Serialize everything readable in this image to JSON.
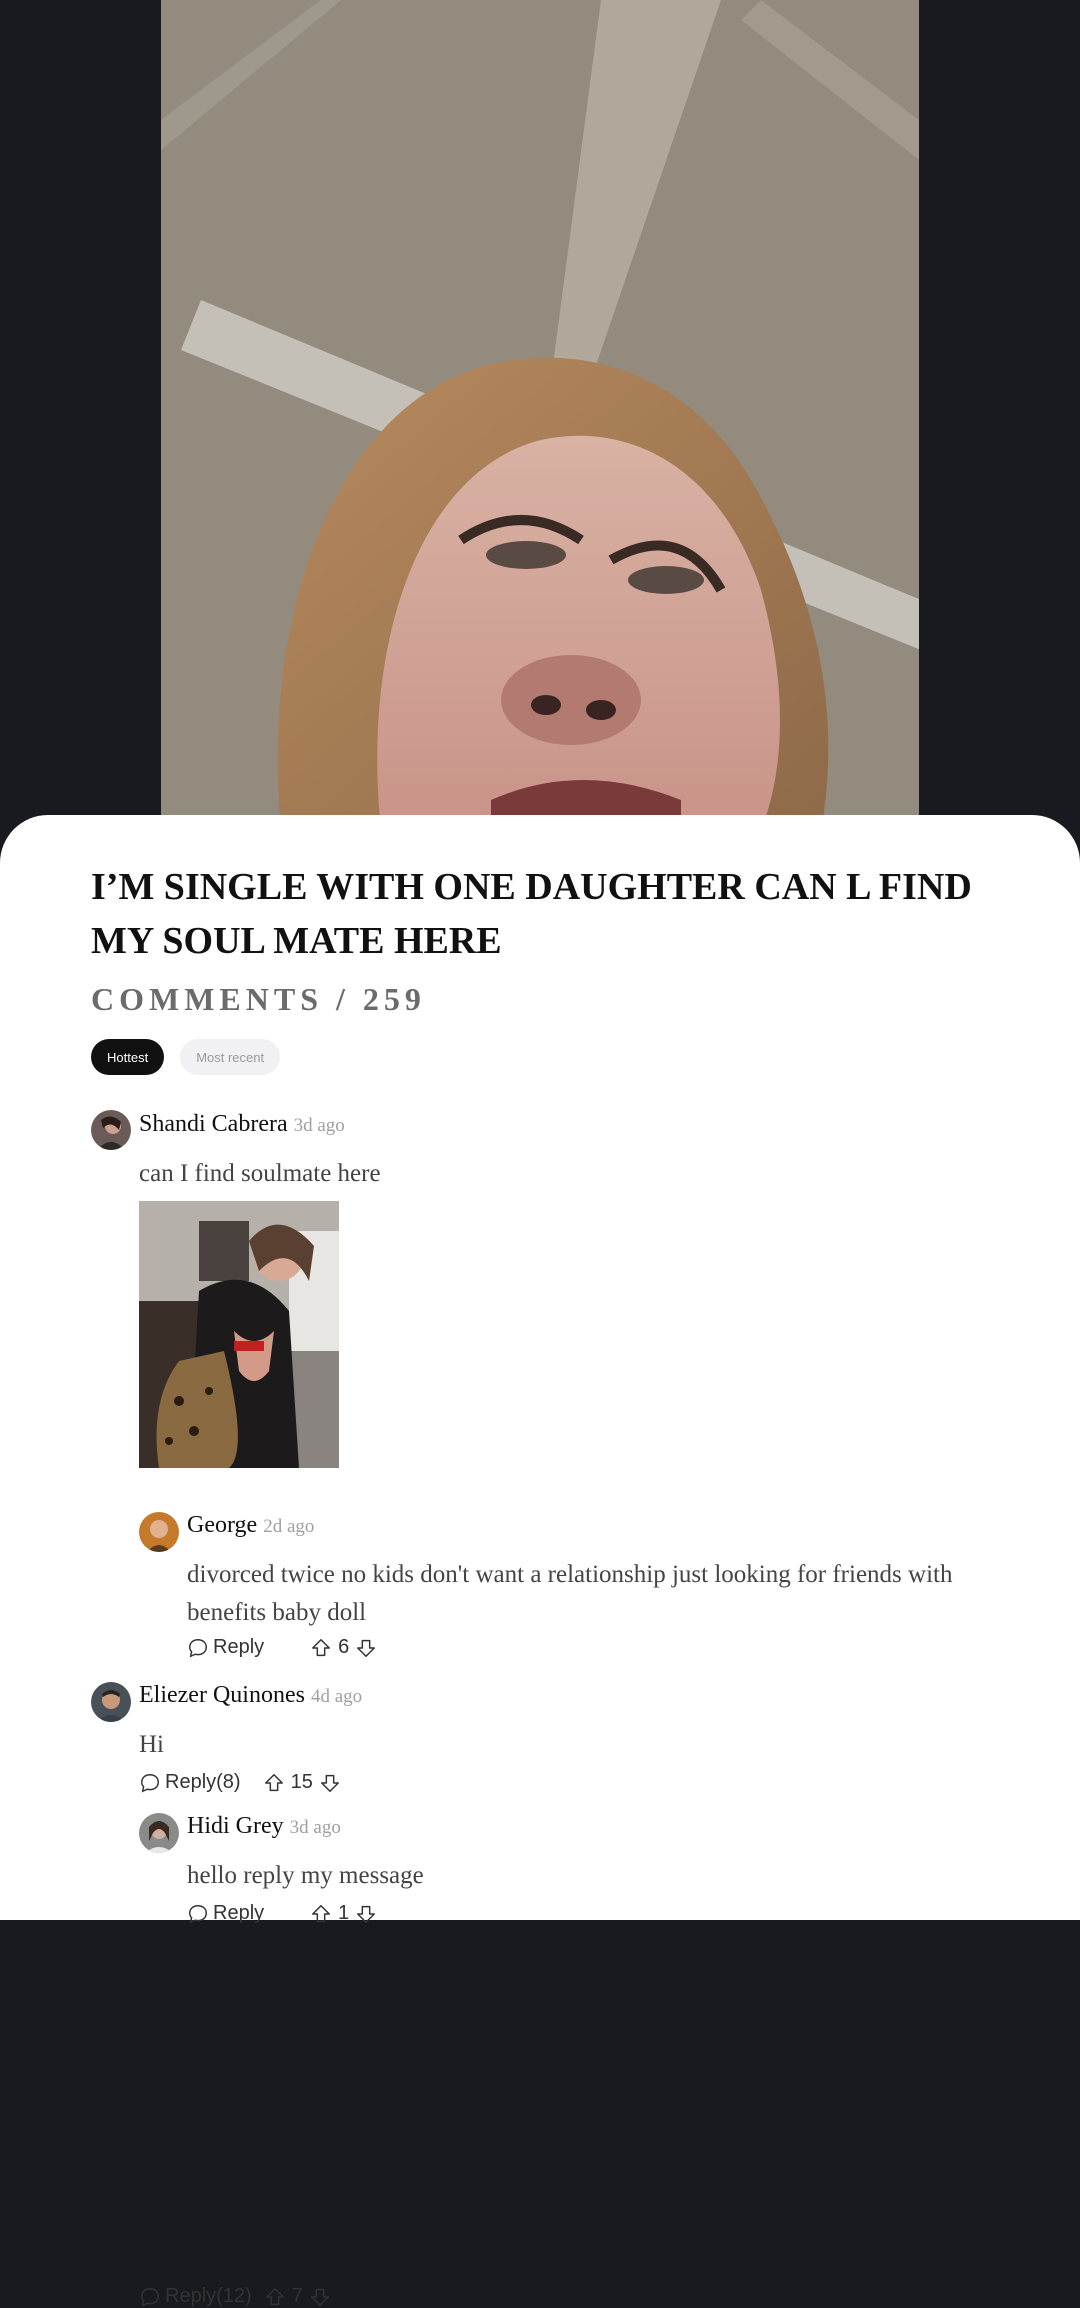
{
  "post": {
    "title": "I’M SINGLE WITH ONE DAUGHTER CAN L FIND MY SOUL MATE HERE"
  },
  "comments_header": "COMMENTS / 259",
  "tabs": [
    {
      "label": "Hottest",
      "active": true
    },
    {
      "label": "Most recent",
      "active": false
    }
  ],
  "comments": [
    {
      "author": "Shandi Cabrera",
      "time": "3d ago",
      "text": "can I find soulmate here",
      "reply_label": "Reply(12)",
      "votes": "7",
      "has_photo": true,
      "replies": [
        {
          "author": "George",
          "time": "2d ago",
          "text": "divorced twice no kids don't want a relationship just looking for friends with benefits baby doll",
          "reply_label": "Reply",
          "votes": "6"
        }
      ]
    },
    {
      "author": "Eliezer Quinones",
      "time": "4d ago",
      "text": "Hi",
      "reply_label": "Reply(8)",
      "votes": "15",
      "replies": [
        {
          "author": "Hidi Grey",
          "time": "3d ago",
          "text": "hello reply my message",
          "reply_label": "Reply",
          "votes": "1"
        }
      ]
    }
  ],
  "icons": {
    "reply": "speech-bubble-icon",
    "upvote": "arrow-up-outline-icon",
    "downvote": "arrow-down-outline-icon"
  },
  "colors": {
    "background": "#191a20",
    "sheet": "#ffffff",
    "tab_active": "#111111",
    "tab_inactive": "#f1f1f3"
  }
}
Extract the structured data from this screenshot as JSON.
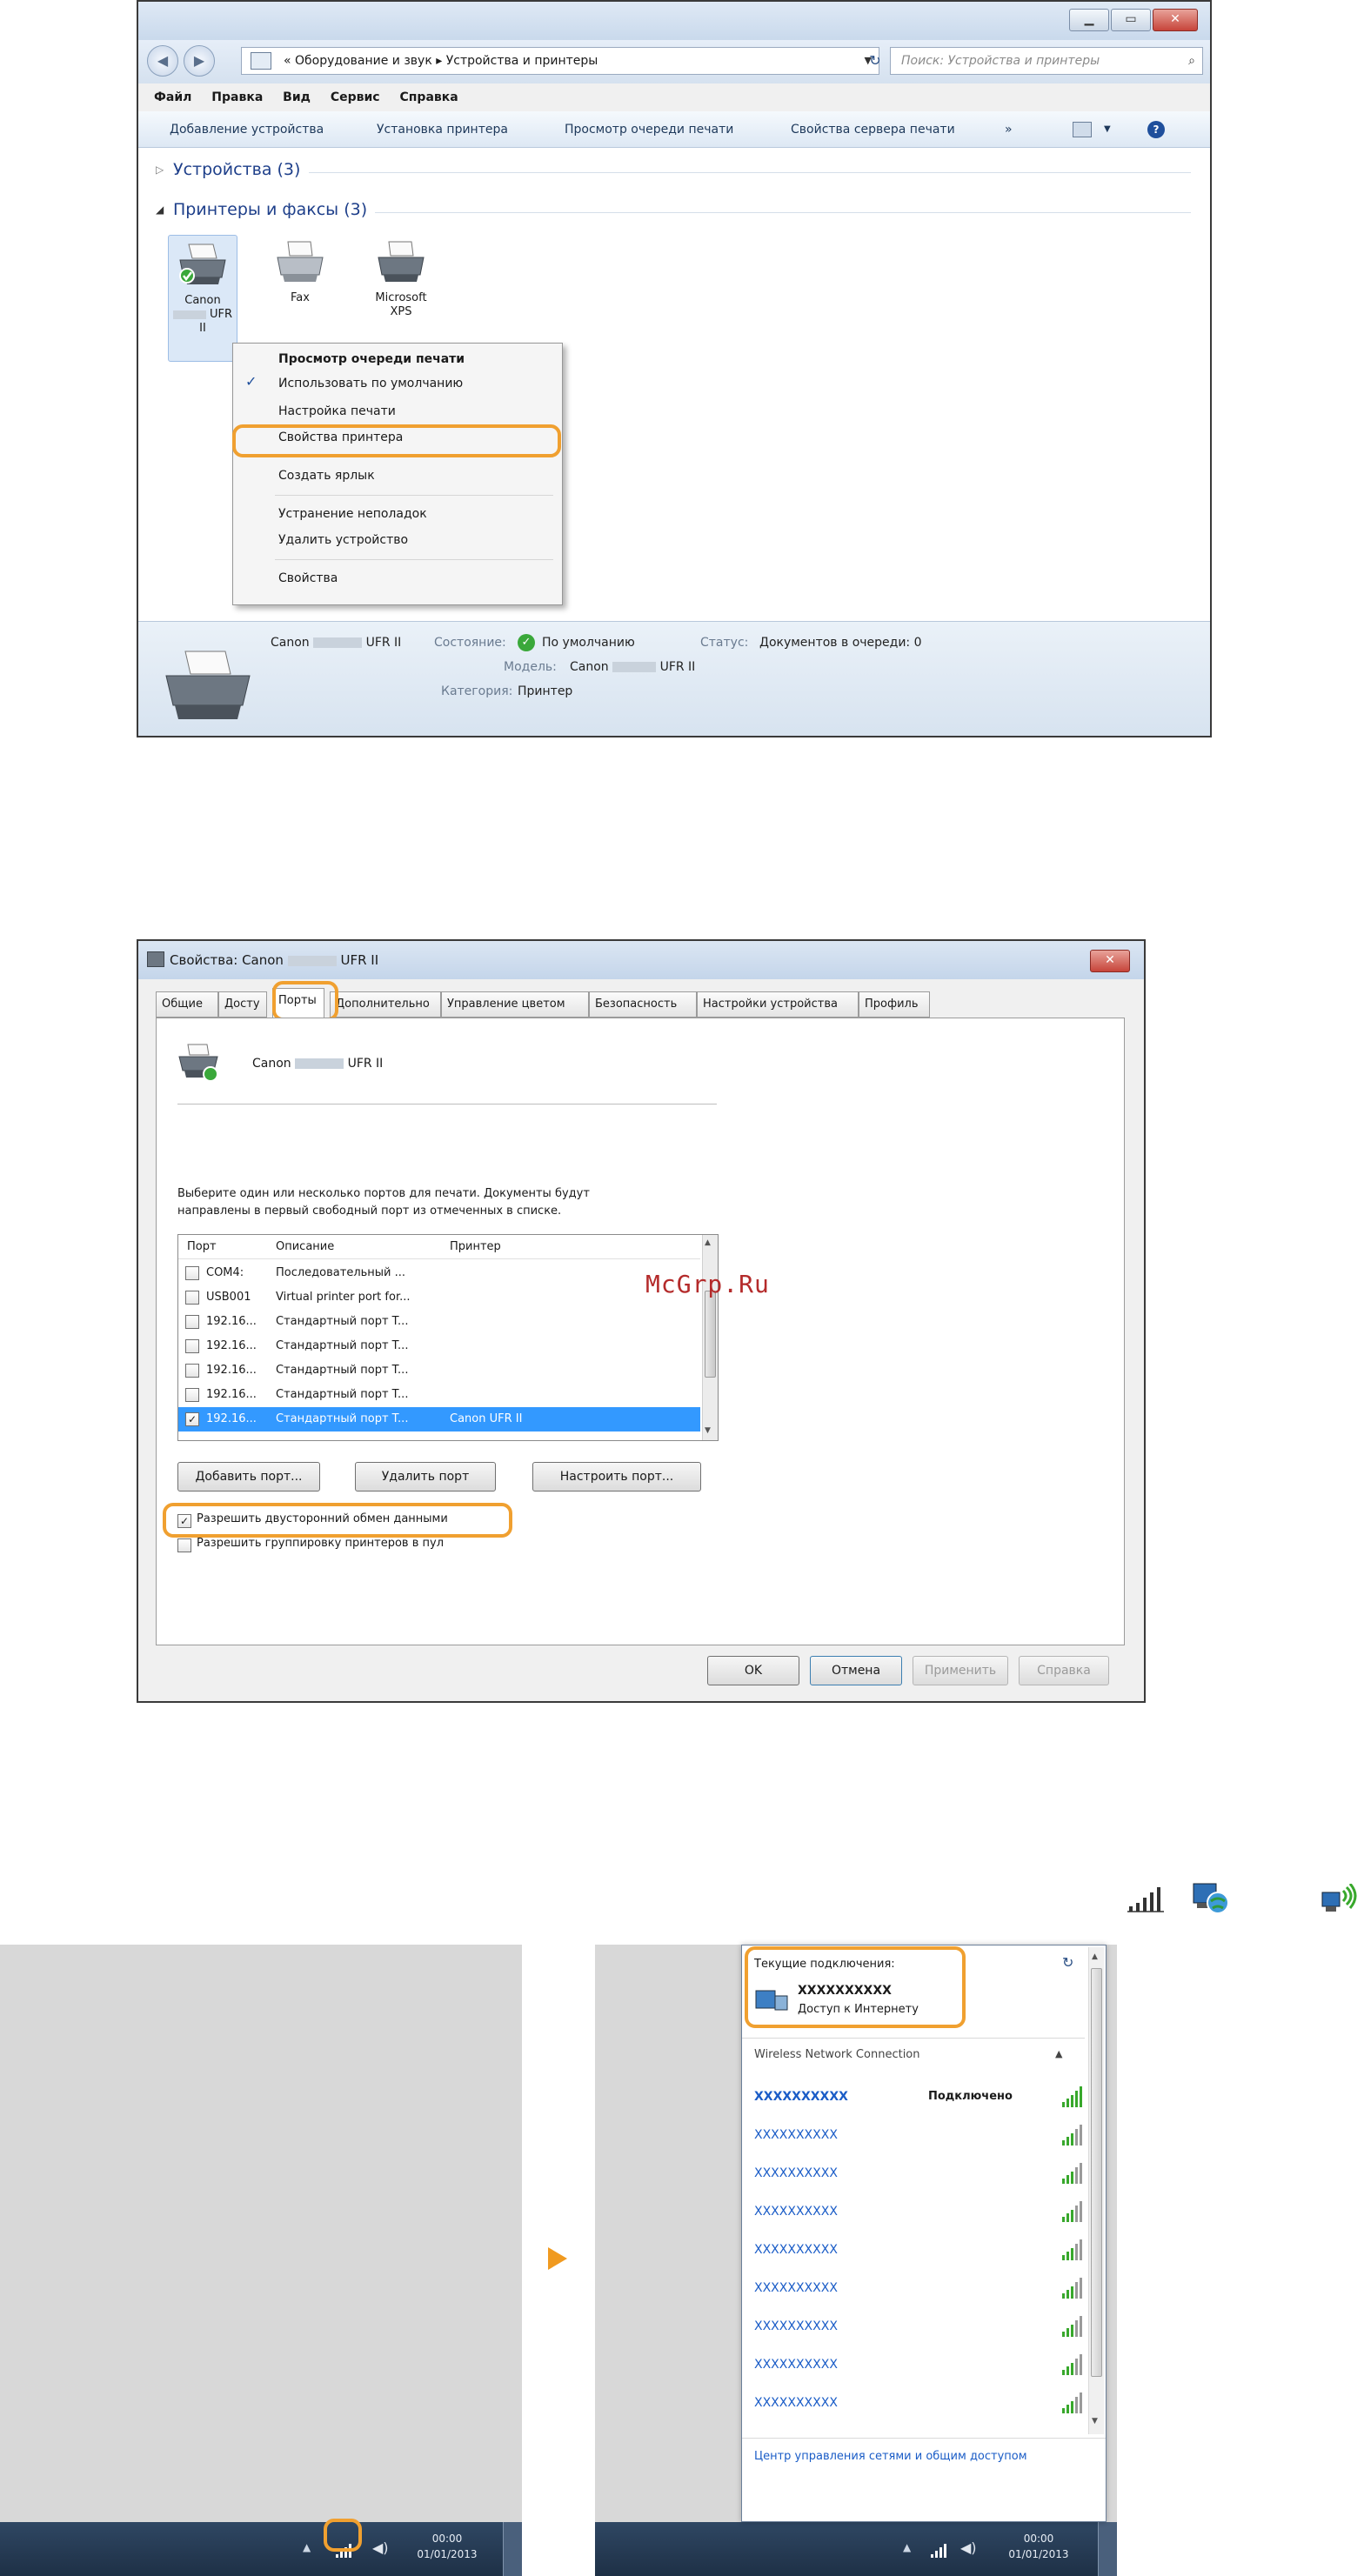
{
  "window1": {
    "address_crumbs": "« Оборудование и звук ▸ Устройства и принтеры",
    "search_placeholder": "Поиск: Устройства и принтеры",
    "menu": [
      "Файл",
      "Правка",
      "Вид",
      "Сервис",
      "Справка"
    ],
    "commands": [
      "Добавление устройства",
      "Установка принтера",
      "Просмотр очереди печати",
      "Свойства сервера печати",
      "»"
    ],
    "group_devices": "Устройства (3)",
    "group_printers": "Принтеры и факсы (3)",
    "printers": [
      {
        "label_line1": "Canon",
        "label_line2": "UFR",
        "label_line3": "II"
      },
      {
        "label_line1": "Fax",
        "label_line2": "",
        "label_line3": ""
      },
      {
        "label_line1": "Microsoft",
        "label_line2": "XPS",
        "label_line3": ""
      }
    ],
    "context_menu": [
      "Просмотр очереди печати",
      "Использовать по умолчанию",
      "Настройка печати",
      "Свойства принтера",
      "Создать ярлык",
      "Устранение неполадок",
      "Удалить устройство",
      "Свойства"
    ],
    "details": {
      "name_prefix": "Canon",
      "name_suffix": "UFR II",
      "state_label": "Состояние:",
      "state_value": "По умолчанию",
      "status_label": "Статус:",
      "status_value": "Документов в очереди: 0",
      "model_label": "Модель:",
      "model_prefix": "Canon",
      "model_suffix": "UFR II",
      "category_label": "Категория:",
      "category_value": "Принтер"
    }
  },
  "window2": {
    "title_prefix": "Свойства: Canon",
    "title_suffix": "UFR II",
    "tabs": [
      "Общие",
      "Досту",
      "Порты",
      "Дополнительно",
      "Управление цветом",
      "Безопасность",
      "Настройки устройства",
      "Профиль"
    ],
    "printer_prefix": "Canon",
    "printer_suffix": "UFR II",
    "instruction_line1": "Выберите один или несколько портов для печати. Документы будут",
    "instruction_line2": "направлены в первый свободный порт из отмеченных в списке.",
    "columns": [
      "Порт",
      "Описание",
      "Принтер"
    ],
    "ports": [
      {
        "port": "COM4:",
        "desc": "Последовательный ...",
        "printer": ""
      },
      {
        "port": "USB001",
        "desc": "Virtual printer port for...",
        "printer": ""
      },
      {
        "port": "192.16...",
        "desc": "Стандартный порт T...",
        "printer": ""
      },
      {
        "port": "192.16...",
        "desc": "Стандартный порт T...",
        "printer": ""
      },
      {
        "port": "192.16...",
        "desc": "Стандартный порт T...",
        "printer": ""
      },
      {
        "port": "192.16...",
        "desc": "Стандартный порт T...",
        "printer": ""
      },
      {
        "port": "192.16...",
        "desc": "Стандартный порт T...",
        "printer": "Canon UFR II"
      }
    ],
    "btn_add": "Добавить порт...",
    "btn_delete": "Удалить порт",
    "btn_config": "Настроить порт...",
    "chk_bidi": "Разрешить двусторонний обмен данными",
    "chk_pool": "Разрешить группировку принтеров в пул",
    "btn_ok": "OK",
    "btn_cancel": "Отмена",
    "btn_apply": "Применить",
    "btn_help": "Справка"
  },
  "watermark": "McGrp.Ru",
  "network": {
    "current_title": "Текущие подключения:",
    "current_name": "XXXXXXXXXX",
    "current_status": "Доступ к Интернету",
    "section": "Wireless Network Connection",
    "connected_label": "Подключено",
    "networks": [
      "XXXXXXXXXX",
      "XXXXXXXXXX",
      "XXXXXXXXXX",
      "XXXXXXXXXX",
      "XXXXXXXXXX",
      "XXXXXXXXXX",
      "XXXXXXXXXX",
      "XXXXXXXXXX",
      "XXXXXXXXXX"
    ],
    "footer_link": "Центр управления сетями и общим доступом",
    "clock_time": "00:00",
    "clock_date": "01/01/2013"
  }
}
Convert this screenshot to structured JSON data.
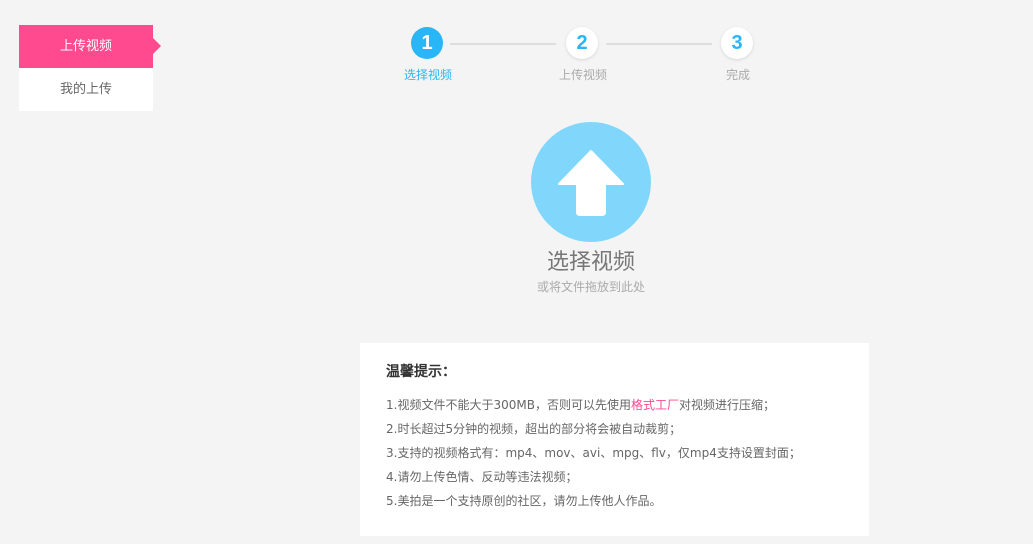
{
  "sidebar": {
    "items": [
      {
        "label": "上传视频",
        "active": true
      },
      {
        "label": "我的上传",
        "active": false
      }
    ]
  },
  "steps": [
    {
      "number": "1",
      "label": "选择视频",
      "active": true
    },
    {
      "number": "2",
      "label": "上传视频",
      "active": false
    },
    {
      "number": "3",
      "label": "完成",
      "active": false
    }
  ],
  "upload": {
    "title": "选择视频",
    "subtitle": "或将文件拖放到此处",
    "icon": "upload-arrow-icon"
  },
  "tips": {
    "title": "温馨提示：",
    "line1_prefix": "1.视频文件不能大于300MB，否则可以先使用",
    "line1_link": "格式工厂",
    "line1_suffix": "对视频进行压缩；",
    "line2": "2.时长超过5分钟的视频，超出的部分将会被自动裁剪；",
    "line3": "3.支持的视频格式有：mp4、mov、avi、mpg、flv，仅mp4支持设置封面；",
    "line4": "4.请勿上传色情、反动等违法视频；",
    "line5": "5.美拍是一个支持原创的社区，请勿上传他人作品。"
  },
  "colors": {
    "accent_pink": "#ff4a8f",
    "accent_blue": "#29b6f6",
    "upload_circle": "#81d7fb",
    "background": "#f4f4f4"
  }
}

■ ■ ■ ■

What the task requires:
Copy every line from the records above that contains the word "data".

Response to this exercise:
Extract the structured data from this screenshot as JSON.
Convert this screenshot to structured JSON data.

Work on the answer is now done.